— What the task requires —
Among the entries, which lines carry the string "erit"? Copy each of them.

— Material for this exercise —
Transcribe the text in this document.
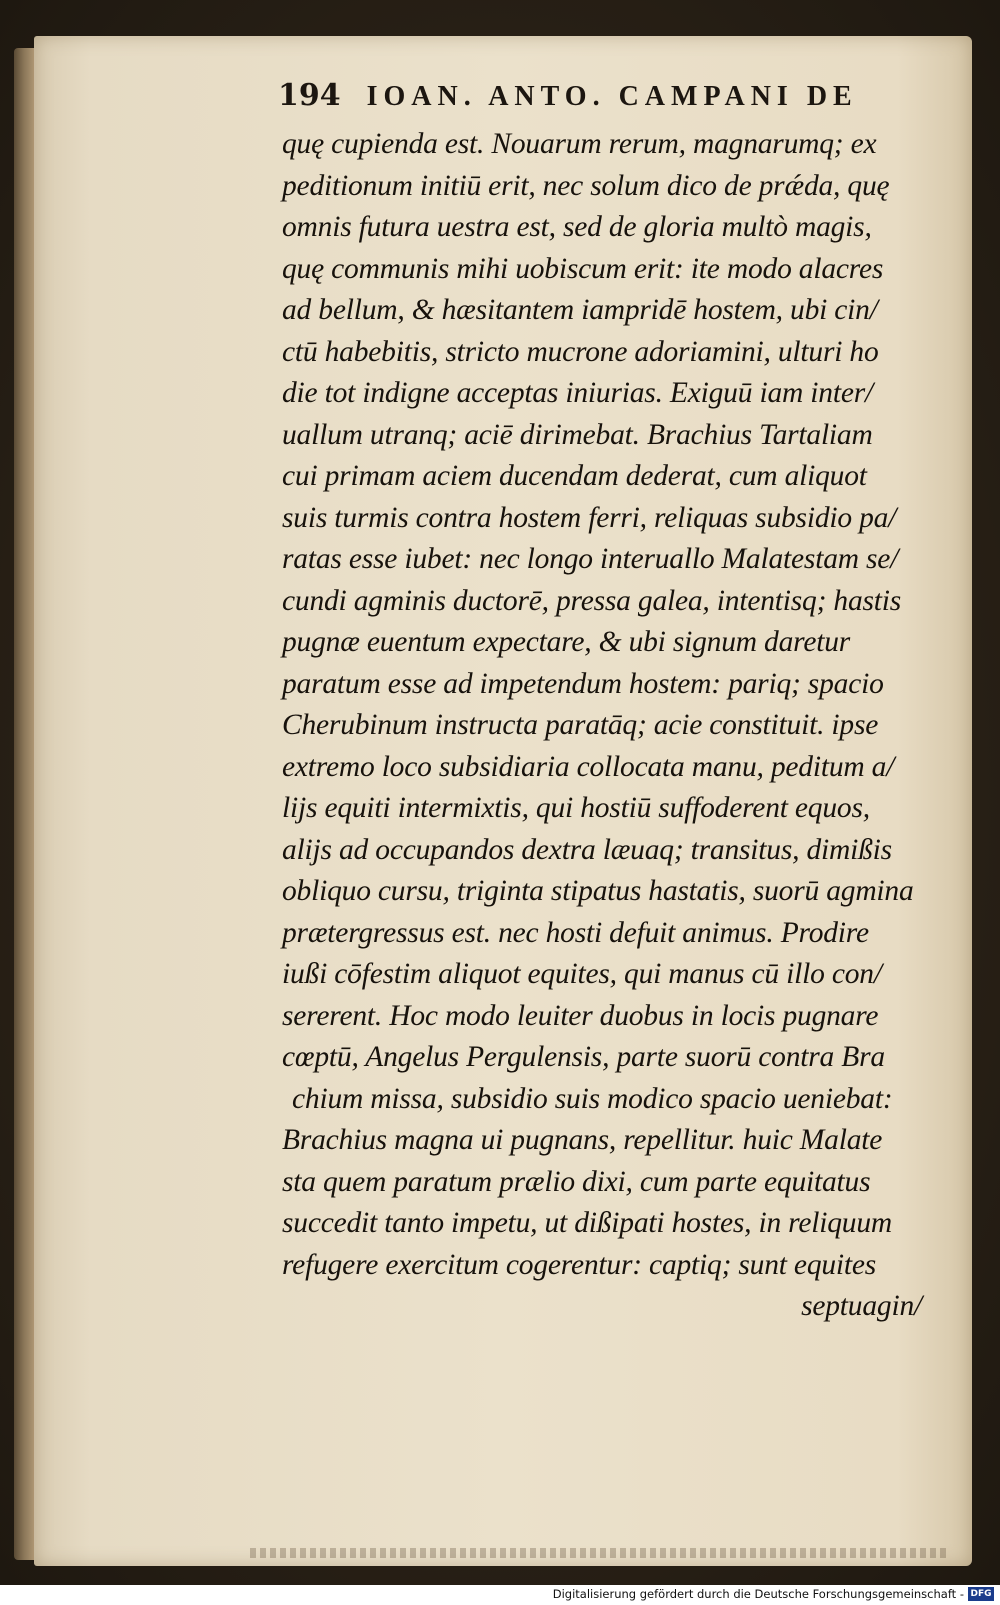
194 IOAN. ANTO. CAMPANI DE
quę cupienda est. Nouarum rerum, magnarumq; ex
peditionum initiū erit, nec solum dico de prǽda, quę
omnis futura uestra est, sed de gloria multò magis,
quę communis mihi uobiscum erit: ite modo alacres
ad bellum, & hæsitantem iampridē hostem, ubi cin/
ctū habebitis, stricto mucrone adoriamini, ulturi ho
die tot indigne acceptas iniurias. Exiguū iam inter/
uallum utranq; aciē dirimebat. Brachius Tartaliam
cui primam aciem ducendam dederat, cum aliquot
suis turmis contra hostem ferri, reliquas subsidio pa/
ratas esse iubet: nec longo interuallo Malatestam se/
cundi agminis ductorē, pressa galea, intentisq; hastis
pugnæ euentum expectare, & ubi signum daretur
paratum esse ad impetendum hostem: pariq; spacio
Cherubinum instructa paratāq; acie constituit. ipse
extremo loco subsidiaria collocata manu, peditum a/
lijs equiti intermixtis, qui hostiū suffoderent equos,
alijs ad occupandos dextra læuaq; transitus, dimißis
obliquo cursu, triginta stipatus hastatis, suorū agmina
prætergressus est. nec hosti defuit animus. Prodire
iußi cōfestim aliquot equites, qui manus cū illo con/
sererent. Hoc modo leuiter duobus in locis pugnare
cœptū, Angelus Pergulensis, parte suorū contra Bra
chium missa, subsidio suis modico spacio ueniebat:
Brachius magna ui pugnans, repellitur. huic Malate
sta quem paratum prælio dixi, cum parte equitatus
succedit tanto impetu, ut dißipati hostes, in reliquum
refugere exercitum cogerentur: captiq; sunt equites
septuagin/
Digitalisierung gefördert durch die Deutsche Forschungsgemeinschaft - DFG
==
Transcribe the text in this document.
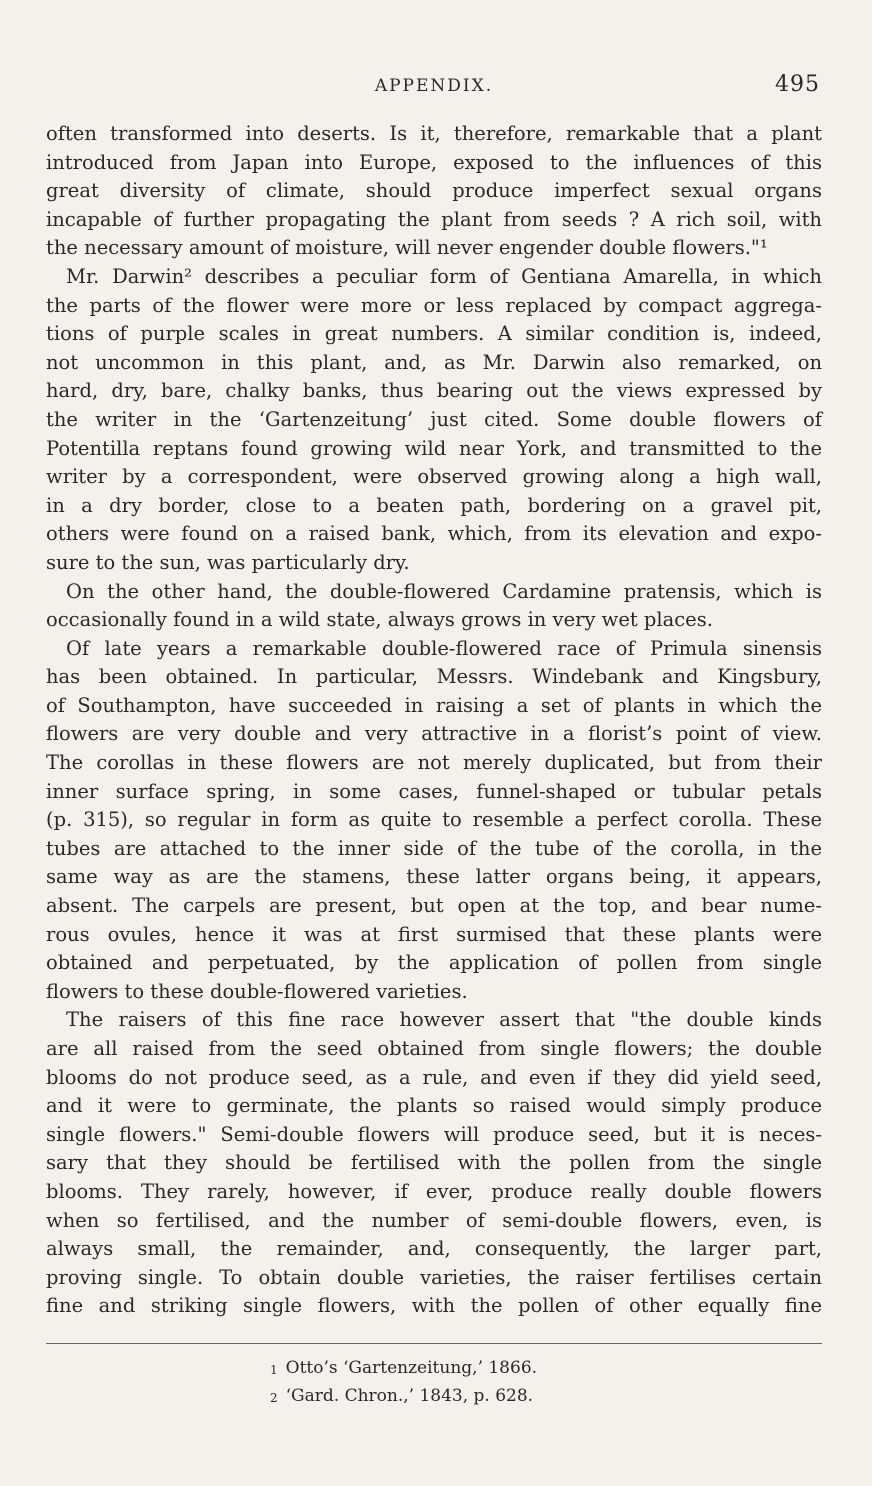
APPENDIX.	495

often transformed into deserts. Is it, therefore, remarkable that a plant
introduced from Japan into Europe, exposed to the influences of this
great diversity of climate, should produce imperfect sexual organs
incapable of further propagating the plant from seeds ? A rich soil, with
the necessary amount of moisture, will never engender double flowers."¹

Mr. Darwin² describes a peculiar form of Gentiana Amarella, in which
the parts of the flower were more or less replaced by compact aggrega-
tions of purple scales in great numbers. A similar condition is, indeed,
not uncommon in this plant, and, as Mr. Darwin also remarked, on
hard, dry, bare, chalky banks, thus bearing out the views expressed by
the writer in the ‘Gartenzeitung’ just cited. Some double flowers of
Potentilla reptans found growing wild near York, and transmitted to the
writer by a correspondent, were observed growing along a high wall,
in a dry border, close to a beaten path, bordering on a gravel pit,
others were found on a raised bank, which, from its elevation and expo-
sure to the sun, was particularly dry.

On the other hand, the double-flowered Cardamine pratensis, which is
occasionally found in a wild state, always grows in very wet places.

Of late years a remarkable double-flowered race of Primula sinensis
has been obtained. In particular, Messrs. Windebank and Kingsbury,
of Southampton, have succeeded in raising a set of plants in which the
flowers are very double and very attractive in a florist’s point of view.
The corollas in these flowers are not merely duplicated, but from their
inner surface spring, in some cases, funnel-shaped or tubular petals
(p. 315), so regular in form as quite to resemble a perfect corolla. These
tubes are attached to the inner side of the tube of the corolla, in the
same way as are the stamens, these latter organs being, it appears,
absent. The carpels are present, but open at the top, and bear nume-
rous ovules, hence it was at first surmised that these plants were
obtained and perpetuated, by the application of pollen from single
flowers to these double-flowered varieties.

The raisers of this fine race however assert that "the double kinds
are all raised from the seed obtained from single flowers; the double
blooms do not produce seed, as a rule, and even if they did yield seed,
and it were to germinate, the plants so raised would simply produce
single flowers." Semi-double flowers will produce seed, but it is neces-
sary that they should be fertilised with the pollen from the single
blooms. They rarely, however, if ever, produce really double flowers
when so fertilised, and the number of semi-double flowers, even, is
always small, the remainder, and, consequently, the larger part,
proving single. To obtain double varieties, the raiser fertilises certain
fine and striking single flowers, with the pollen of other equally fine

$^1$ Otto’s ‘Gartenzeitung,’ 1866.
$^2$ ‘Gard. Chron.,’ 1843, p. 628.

— Completed task —
peditionum initiū erit, nec solum dico de prǽda, quę
quę communis mihi uobiscum erit: ite modo alacres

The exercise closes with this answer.